## Instructions to follow
Check every line below for the word "text" and copy each one that has it.

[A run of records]
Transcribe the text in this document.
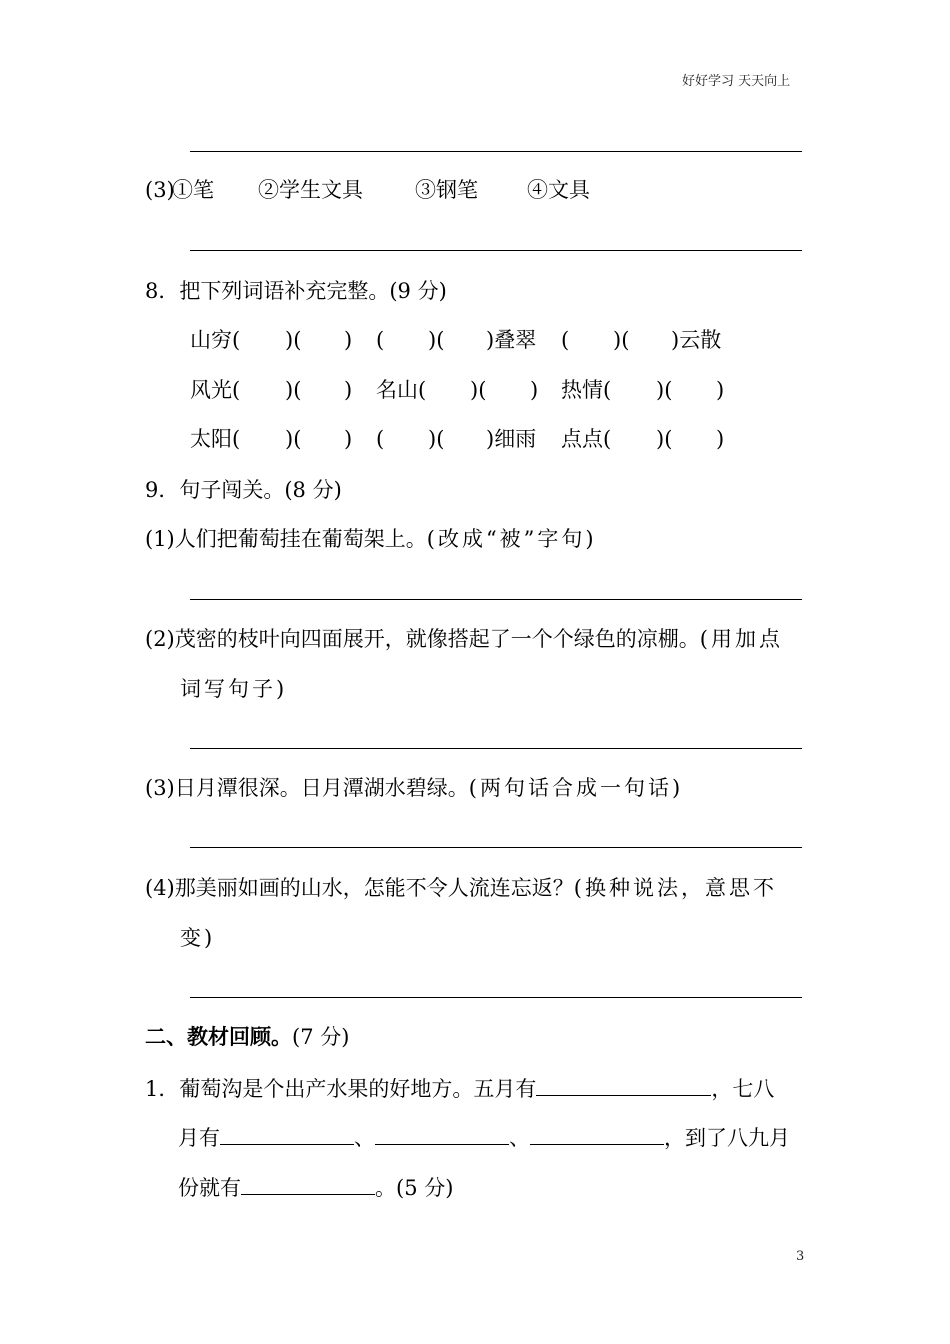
好好学习 天天向上
(3)
①笔 ②学生文具 ③钢笔 ④文具
8．把下列词语补充完整。(9 分)
山穷( )( ) ( )( )叠翠 ( )( )云散
风光( )( ) 名山( )( ) 热情( )( )
太阳( )( ) ( )( )细雨 点点( )( )
9．句子闯关。(8 分)
(1)人们把葡萄挂在葡萄架上。(改成“被”字句)
(2)茂密的枝叶向四面展开，就像搭起了一个个绿色的凉棚。(用加点
词写句子)
(3)日月潭很深。日月潭湖水碧绿。(两句话合成一句话)
(4)那美丽如画的山水，怎能不令人流连忘返？(换种说法，意思不
变)
二、教材回顾。(7 分)
1．葡萄沟是个出产水果的好地方。五月有	，七八
月有	、	、	，到了八九月
份就有	。(5 分)
3
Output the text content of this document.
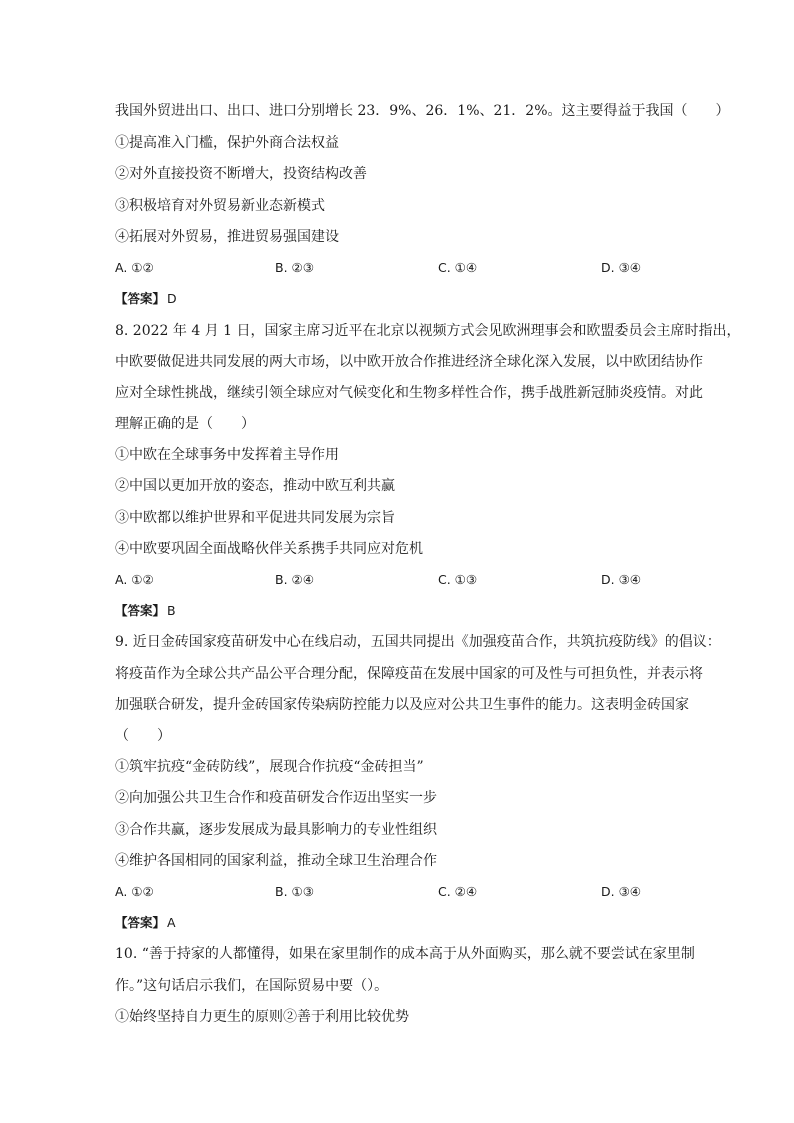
我国外贸进出口、出口、进口分别增长 23．9%、26．1%、21．2%。这主要得益于我国（　　）
①提高准入门槛，保护外商合法权益
②对外直接投资不断增大，投资结构改善
③积极培育对外贸易新业态新模式
④拓展对外贸易，推进贸易强国建设
A. ①②	B. ②③	C. ①④	D. ③④
【答案】 D
8. 2022 年 4 月 1 日，国家主席习近平在北京以视频方式会见欧洲理事会和欧盟委员会主席时指出，
中欧要做促进共同发展的两大市场，以中欧开放合作推进经济全球化深入发展，以中欧团结协作
应对全球性挑战，继续引领全球应对气候变化和生物多样性合作，携手战胜新冠肺炎疫情。对此
理解正确的是（　　）
①中欧在全球事务中发挥着主导作用
②中国以更加开放的姿态，推动中欧互利共赢
③中欧都以维护世界和平促进共同发展为宗旨
④中欧要巩固全面战略伙伴关系携手共同应对危机
A. ①②	B. ②④	C. ①③	D. ③④
【答案】 B
9. 近日金砖国家疫苗研发中心在线启动，五国共同提出《加强疫苗合作，共筑抗疫防线》的倡议：
将疫苗作为全球公共产品公平合理分配，保障疫苗在发展中国家的可及性与可担负性，并表示将
加强联合研发，提升金砖国家传染病防控能力以及应对公共卫生事件的能力。这表明金砖国家
（　　）
①筑牢抗疫“金砖防线”，展现合作抗疫“金砖担当”
②向加强公共卫生合作和疫苗研发合作迈出坚实一步
③合作共赢，逐步发展成为最具影响力的专业性组织
④维护各国相同的国家利益，推动全球卫生治理合作
A. ①②	B. ①③	C. ②④	D. ③④
【答案】 A
10. “善于持家的人都懂得，如果在家里制作的成本高于从外面购买，那么就不要尝试在家里制
作。”这句话启示我们，在国际贸易中要（）。
①始终坚持自力更生的原则②善于利用比较优势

## The solution
Transcribe the text in this document.
Output the text content of this document.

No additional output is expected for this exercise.